## PROBLEM DETAILS
Extract every line that contains the string "grande".

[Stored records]
===============
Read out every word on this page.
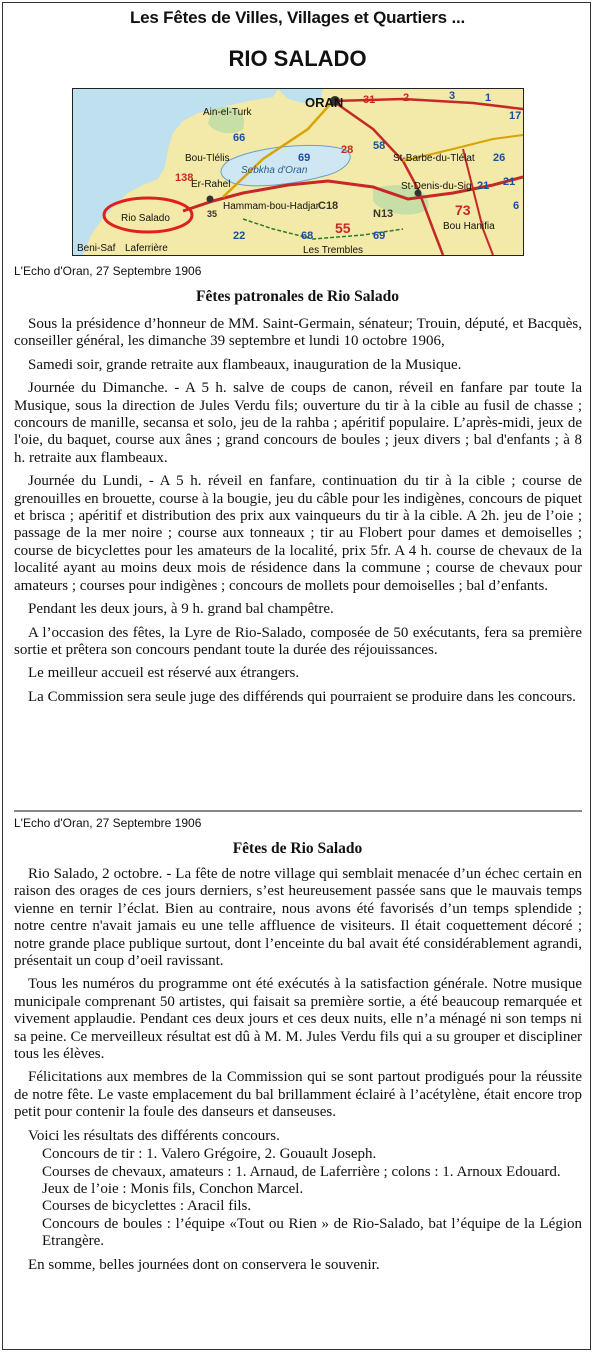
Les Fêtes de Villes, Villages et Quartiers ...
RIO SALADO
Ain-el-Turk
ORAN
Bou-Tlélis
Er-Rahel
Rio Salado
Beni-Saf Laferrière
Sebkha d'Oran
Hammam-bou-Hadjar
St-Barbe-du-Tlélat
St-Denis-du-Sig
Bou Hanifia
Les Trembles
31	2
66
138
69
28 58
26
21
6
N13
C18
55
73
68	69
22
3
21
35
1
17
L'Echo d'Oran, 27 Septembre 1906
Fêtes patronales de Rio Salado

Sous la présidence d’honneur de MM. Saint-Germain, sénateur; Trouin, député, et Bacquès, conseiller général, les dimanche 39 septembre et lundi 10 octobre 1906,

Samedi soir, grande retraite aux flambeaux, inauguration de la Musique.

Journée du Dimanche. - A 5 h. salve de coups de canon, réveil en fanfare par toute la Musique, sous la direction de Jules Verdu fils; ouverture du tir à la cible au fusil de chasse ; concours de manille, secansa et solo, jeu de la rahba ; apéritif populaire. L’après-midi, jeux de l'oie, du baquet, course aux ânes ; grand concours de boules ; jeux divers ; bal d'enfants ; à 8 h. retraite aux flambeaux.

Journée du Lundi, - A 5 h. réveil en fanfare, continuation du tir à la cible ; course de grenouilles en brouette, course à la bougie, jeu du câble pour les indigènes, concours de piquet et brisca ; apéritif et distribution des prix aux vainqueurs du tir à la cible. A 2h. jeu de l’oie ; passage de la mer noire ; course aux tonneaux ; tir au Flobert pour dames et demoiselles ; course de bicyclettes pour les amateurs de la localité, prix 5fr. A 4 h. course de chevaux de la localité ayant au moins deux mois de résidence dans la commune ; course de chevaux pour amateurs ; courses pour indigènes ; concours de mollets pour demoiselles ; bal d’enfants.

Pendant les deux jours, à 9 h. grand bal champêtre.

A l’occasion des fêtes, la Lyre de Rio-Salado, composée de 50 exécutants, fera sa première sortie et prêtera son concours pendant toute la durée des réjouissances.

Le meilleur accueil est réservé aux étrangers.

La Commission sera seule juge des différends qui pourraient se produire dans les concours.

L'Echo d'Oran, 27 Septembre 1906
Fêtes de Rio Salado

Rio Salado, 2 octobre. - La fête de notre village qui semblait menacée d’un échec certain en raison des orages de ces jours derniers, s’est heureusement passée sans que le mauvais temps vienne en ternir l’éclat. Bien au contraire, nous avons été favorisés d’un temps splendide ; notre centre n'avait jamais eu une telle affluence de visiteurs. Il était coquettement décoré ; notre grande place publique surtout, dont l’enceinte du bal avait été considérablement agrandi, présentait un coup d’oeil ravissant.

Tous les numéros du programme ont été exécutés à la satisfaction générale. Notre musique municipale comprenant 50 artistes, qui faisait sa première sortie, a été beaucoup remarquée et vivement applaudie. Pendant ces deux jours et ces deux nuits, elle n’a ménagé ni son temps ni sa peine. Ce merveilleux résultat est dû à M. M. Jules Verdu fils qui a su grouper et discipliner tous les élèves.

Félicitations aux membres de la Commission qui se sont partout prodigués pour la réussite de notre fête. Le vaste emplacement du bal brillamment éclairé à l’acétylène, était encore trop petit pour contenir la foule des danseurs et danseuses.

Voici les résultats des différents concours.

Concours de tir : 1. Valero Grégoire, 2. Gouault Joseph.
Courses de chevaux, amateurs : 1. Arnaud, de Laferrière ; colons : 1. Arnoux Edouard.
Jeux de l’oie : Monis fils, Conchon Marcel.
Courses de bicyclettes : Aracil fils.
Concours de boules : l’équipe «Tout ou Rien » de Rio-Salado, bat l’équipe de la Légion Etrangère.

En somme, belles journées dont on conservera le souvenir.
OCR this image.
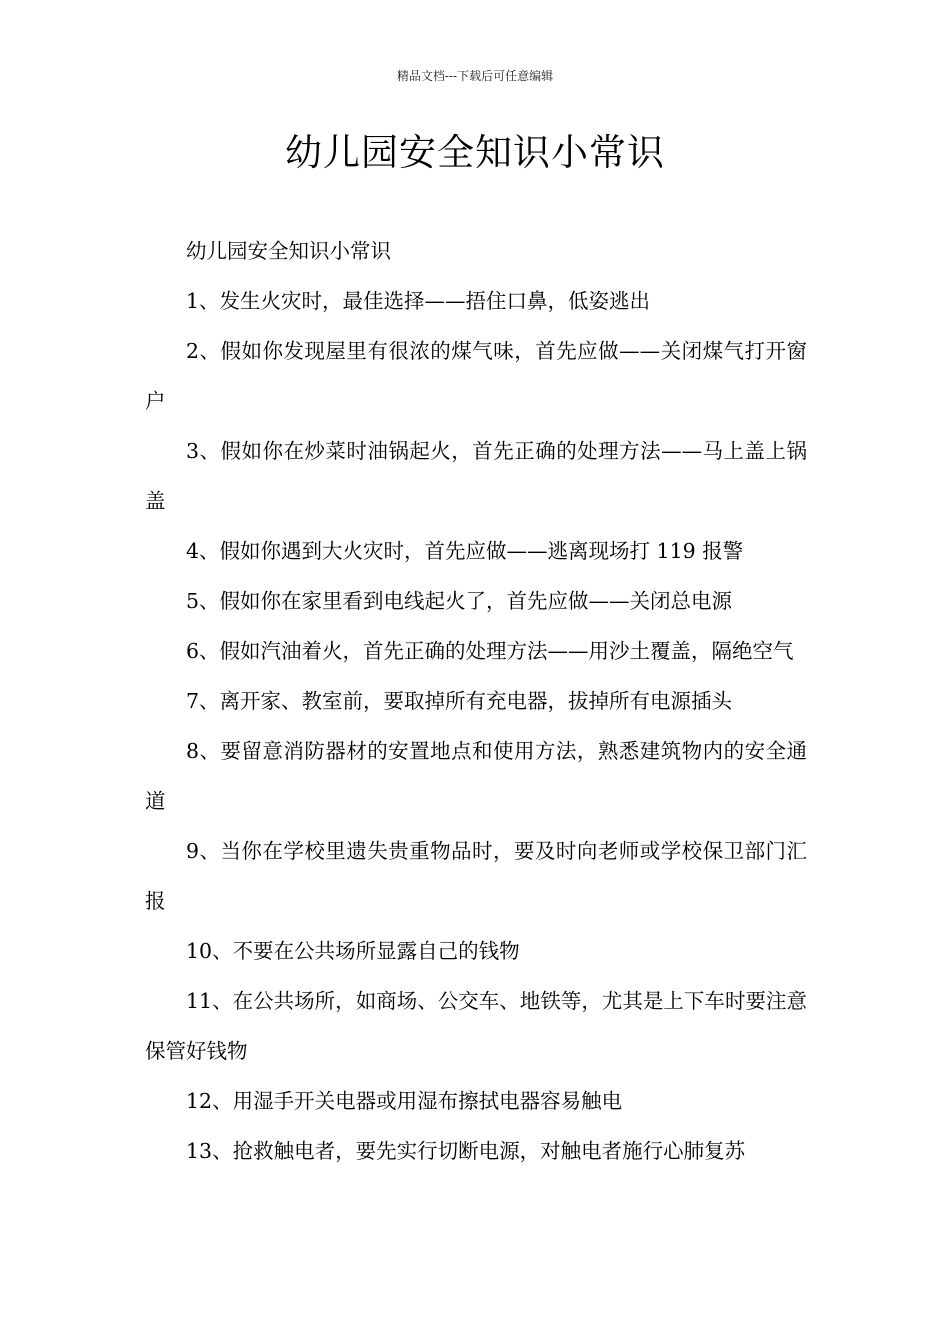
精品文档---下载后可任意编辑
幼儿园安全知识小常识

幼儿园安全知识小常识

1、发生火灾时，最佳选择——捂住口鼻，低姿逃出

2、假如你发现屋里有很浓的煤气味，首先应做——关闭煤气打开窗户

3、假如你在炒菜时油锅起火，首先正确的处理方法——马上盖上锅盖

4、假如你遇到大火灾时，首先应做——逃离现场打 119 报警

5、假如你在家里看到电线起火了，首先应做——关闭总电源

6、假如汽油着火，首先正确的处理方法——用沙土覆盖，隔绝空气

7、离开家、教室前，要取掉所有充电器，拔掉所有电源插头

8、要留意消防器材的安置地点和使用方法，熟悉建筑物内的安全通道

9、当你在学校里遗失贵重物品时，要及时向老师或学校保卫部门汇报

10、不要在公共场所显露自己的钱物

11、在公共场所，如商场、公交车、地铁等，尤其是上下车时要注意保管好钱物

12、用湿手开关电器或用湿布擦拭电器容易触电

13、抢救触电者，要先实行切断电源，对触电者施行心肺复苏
===============
## OUTPUT FOR THIS TASK
Samedi soir, grande retraite aux flambeaux, inauguration de la Musique.
Rio Salado, 2 octobre. - La fête de notre village qui semblait menacée d’un échec certain en raison des orages de ces jours derniers, s’est heureusement passée sans que le mauvais temps vienne en ternir l’éclat. Bien au contraire, nous avons été favorisés d’un temps splendide ; notre centre n'avait jamais eu une telle affluence de visiteurs. Il était coquettement décoré ; notre grande place publique surtout, dont l’enceinte du bal avait été considérablement agrandi, présentait un coup d’oeil ravissant.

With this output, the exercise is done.